• _Requirement_
Copy the data precisely, keeping every character.

(Records excerpted from a collection)
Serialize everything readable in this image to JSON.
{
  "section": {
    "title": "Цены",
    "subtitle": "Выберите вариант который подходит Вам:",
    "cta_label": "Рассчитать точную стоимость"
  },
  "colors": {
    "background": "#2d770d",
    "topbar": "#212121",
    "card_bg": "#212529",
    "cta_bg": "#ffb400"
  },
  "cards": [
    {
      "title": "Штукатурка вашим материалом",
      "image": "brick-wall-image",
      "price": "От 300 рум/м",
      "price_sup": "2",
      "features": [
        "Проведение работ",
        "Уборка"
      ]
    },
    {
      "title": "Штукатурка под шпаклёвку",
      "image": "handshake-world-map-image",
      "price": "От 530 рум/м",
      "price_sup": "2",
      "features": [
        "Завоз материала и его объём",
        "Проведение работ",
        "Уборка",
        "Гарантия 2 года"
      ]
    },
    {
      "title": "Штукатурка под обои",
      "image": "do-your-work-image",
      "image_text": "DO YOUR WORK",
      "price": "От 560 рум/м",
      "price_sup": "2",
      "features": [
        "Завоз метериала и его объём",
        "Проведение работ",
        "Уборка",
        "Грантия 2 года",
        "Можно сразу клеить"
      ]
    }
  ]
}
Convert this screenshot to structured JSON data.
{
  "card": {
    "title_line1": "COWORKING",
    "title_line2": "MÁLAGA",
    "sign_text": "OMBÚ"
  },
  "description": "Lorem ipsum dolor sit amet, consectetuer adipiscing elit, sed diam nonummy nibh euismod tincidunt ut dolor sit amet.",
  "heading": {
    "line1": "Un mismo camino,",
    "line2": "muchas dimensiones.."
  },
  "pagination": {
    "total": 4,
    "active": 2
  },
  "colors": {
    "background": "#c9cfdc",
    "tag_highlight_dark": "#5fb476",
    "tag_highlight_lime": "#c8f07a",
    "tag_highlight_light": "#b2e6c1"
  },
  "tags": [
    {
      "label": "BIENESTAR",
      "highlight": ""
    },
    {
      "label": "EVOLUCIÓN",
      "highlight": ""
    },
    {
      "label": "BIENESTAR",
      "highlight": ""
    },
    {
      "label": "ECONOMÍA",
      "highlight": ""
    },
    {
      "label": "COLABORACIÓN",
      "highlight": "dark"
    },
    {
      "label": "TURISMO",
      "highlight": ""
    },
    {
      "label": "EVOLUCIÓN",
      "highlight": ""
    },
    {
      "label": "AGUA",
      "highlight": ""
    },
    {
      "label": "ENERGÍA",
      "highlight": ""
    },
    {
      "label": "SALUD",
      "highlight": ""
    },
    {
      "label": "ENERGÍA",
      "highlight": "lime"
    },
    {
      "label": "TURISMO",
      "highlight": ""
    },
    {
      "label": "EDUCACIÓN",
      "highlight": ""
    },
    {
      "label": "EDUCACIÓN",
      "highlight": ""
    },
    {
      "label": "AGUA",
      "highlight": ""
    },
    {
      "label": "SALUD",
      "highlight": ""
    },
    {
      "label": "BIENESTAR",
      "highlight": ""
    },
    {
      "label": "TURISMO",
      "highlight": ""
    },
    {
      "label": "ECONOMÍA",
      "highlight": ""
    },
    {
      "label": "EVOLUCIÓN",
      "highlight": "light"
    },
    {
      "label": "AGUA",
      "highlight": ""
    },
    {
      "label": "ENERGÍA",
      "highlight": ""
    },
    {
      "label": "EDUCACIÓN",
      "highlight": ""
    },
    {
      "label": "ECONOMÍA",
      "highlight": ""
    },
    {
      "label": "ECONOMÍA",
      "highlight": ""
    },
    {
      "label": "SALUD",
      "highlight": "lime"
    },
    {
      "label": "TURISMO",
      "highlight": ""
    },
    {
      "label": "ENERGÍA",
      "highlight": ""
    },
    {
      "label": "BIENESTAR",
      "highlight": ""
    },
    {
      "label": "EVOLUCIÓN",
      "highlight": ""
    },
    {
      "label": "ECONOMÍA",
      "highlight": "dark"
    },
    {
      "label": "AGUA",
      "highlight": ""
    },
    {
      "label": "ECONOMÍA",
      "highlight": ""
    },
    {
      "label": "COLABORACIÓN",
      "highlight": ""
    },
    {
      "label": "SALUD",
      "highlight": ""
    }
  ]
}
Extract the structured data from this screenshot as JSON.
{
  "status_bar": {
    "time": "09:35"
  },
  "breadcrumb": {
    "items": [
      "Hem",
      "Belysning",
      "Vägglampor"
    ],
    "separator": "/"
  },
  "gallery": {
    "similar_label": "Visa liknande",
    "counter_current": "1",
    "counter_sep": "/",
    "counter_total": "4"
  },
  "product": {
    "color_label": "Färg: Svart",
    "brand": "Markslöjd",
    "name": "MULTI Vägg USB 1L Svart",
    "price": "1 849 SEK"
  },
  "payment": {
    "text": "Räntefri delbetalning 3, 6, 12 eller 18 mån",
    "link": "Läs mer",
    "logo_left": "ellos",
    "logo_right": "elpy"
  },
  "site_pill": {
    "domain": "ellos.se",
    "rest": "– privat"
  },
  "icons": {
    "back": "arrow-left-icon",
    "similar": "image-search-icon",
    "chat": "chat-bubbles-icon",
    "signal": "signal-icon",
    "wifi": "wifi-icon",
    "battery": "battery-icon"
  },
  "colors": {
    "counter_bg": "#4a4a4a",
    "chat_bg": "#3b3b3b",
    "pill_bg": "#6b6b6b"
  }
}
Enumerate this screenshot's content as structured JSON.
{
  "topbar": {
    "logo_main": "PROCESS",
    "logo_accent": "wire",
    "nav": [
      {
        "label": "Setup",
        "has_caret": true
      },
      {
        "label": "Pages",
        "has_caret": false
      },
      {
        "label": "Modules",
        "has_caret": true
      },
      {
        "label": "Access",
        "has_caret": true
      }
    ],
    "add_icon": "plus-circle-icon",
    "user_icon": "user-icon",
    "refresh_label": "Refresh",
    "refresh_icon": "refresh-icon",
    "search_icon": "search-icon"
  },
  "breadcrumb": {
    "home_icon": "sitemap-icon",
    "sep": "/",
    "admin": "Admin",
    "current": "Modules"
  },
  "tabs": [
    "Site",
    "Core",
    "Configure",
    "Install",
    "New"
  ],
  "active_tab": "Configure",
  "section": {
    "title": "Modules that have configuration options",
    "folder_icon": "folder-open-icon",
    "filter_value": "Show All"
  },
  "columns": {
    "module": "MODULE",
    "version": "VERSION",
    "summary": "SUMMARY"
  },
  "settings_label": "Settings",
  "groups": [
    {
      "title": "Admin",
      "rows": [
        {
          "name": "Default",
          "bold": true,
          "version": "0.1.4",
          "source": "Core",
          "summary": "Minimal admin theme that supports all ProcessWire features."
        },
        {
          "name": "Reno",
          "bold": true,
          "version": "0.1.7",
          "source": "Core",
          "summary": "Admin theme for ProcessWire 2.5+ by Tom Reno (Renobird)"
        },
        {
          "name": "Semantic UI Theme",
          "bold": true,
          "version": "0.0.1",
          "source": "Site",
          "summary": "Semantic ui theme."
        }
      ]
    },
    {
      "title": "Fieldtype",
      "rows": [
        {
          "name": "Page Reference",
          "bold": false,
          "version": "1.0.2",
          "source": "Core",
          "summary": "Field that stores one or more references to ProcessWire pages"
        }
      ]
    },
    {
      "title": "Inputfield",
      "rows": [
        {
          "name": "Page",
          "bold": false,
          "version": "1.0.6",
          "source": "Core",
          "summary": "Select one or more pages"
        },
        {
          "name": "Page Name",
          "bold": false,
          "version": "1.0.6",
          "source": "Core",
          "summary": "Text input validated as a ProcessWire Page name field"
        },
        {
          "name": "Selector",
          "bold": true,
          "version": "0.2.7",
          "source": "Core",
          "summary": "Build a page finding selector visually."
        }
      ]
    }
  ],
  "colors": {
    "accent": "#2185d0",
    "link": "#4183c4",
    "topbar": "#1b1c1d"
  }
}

• _Final result_
Serialize everything readable in this image to JSON.
{
  "section": {
    "title": "Цены",
    "subtitle": "Выберите вариант который подходит Вам:",
    "cta_label": "Рассчитать точную стоимость"
  },
  "colors": {
    "background": "#2d770d",
    "topbar": "#212121",
    "card_bg": "#212529",
    "cta_bg": "#ffb400"
  },
  "cards": [
    {
      "title": "Штукатурка вашим материалом",
      "image": "brick-wall-image",
      "price": "От 300 рум/м",
      "price_sup": "2",
      "features": [
        "Проведение работ",
        "Уборка"
      ]
    },
    {
      "title": "Штукатурка под шпаклёвку",
      "image": "handshake-world-map-image",
      "price": "От 530 рум/м",
      "price_sup": "2",
      "features": [
        "Завоз материала и его объём",
        "Проведение работ",
        "Уборка",
        "Гарантия 2 года"
      ]
    },
    {
      "title": "Штукатурка под обои",
      "image": "do-your-work-image",
      "image_text": "DO YOUR WORK",
      "price": "От 560 рум/м",
      "price_sup": "2",
      "features": [
        "Завоз метериала и его объём",
        "Проведение работ",
        "Уборка",
        "Грантия 2 года",
        "Можно сразу клеить"
      ]
    }
  ]
}
Convert this screenshot to structured JSON data.
{
  "card": {
    "title_line1": "COWORKING",
    "title_line2": "MÁLAGA",
    "sign_text": "OMBÚ"
  },
  "description": "Lorem ipsum dolor sit amet, consectetuer adipiscing elit, sed diam nonummy nibh euismod tincidunt ut dolor sit amet.",
  "heading": {
    "line1": "Un mismo camino,",
    "line2": "muchas dimensiones.."
  },
  "pagination": {
    "total": 4,
    "active": 2
  },
  "colors": {
    "background": "#c9cfdc",
    "tag_highlight_dark": "#5fb476",
    "tag_highlight_lime": "#c8f07a",
    "tag_highlight_light": "#b2e6c1"
  },
  "tags": [
    {
      "label": "BIENESTAR",
      "highlight": ""
    },
    {
      "label": "EVOLUCIÓN",
      "highlight": ""
    },
    {
      "label": "BIENESTAR",
      "highlight": ""
    },
    {
      "label": "ECONOMÍA",
      "highlight": ""
    },
    {
      "label": "COLABORACIÓN",
      "highlight": "dark"
    },
    {
      "label": "TURISMO",
      "highlight": ""
    },
    {
      "label": "EVOLUCIÓN",
      "highlight": ""
    },
    {
      "label": "AGUA",
      "highlight": ""
    },
    {
      "label": "ENERGÍA",
      "highlight": ""
    },
    {
      "label": "SALUD",
      "highlight": ""
    },
    {
      "label": "ENERGÍA",
      "highlight": "lime"
    },
    {
      "label": "TURISMO",
      "highlight": ""
    },
    {
      "label": "EDUCACIÓN",
      "highlight": ""
    },
    {
      "label": "EDUCACIÓN",
      "highlight": ""
    },
    {
      "label": "AGUA",
      "highlight": ""
    },
    {
      "label": "SALUD",
      "highlight": ""
    },
    {
      "label": "BIENESTAR",
      "highlight": ""
    },
    {
      "label": "TURISMO",
      "highlight": ""
    },
    {
      "label": "ECONOMÍA",
      "highlight": ""
    },
    {
      "label": "EVOLUCIÓN",
      "highlight": "light"
    },
    {
      "label": "AGUA",
      "highlight": ""
    },
    {
      "label": "ENERGÍA",
      "highlight": ""
    },
    {
      "label": "EDUCACIÓN",
      "highlight": ""
    },
    {
      "label": "ECONOMÍA",
      "highlight": ""
    },
    {
      "label": "ECONOMÍA",
      "highlight": ""
    },
    {
      "label": "SALUD",
      "highlight": "lime"
    },
    {
      "label": "TURISMO",
      "highlight": ""
    },
    {
      "label": "ENERGÍA",
      "highlight": ""
    },
    {
      "label": "BIENESTAR",
      "highlight": ""
    },
    {
      "label": "EVOLUCIÓN",
      "highlight": ""
    },
    {
      "label": "ECONOMÍA",
      "highlight": "dark"
    },
    {
      "label": "AGUA",
      "highlight": ""
    },
    {
      "label": "ECONOMÍA",
      "highlight": ""
    },
    {
      "label": "COLABORACIÓN",
      "highlight": ""
    },
    {
      "label": "SALUD",
      "highlight": ""
    }
  ]
}
Extract the structured data from this screenshot as JSON.
{
  "status_bar": {
    "time": "09:35"
  },
  "breadcrumb": {
    "items": [
      "Hem",
      "Belysning",
      "Vägglampor"
    ],
    "separator": "/"
  },
  "gallery": {
    "similar_label": "Visa liknande",
    "counter_current": "1",
    "counter_sep": "/",
    "counter_total": "4"
  },
  "product": {
    "color_label": "Färg: Svart",
    "brand": "Markslöjd",
    "name": "MULTI Vägg USB 1L Svart",
    "price": "1 849 SEK"
  },
  "payment": {
    "text": "Räntefri delbetalning 3, 6, 12 eller 18 mån",
    "link": "Läs mer",
    "logo_left": "ellos",
    "logo_right": "elpy"
  },
  "site_pill": {
    "domain": "ellos.se",
    "rest": "– privat"
  },
  "icons": {
    "back": "arrow-left-icon",
    "similar": "image-search-icon",
    "chat": "chat-bubbles-icon",
    "signal": "signal-icon",
    "wifi": "wifi-icon",
    "battery": "battery-icon"
  },
  "colors": {
    "counter_bg": "#4a4a4a",
    "chat_bg": "#3b3b3b",
    "pill_bg": "#6b6b6b"
  }
}
Enumerate this screenshot's content as structured JSON.
{
  "topbar": {
    "logo_main": "PROCESS",
    "logo_accent": "wire",
    "nav": [
      {
        "label": "Setup",
        "has_caret": true
      },
      {
        "label": "Pages",
        "has_caret": false
      },
      {
        "label": "Modules",
        "has_caret": true
      },
      {
        "label": "Access",
        "has_caret": true
      }
    ],
    "add_icon": "plus-circle-icon",
    "user_icon": "user-icon",
    "refresh_label": "Refresh",
    "refresh_icon": "refresh-icon",
    "search_icon": "search-icon"
  },
  "breadcrumb": {
    "home_icon": "sitemap-icon",
    "sep": "/",
    "admin": "Admin",
    "current": "Modules"
  },
  "tabs": [
    "Site",
    "Core",
    "Configure",
    "Install",
    "New"
  ],
  "active_tab": "Configure",
  "section": {
    "title": "Modules that have configuration options",
    "folder_icon": "folder-open-icon",
    "filter_value": "Show All"
  },
  "columns": {
    "module": "MODULE",
    "version": "VERSION",
    "summary": "SUMMARY"
  },
  "settings_label": "Settings",
  "groups": [
    {
      "title": "Admin",
      "rows": [
        {
          "name": "Default",
          "bold": true,
          "version": "0.1.4",
          "source": "Core",
          "summary": "Minimal admin theme that supports all ProcessWire features."
        },
        {
          "name": "Reno",
          "bold": true,
          "version": "0.1.7",
          "source": "Core",
          "summary": "Admin theme for ProcessWire 2.5+ by Tom Reno (Renobird)"
        },
        {
          "name": "Semantic UI Theme",
          "bold": true,
          "version": "0.0.1",
          "source": "Site",
          "summary": "Semantic ui theme."
        }
      ]
    },
    {
      "title": "Fieldtype",
      "rows": [
        {
          "name": "Page Reference",
          "bold": false,
          "version": "1.0.2",
          "source": "Core",
          "summary": "Field that stores one or more references to ProcessWire pages"
        }
      ]
    },
    {
      "title": "Inputfield",
      "rows": [
        {
          "name": "Page",
          "bold": false,
          "version": "1.0.6",
          "source": "Core",
          "summary": "Select one or more pages"
        },
        {
          "name": "Page Name",
          "bold": false,
          "version": "1.0.6",
          "source": "Core",
          "summary": "Text input validated as a ProcessWire Page name field"
        },
        {
          "name": "Selector",
          "bold": true,
          "version": "0.2.7",
          "source": "Core",
          "summary": "Build a page finding selector visually."
        }
      ]
    }
  ],
  "colors": {
    "accent": "#2185d0",
    "link": "#4183c4",
    "topbar": "#1b1c1d"
  }
}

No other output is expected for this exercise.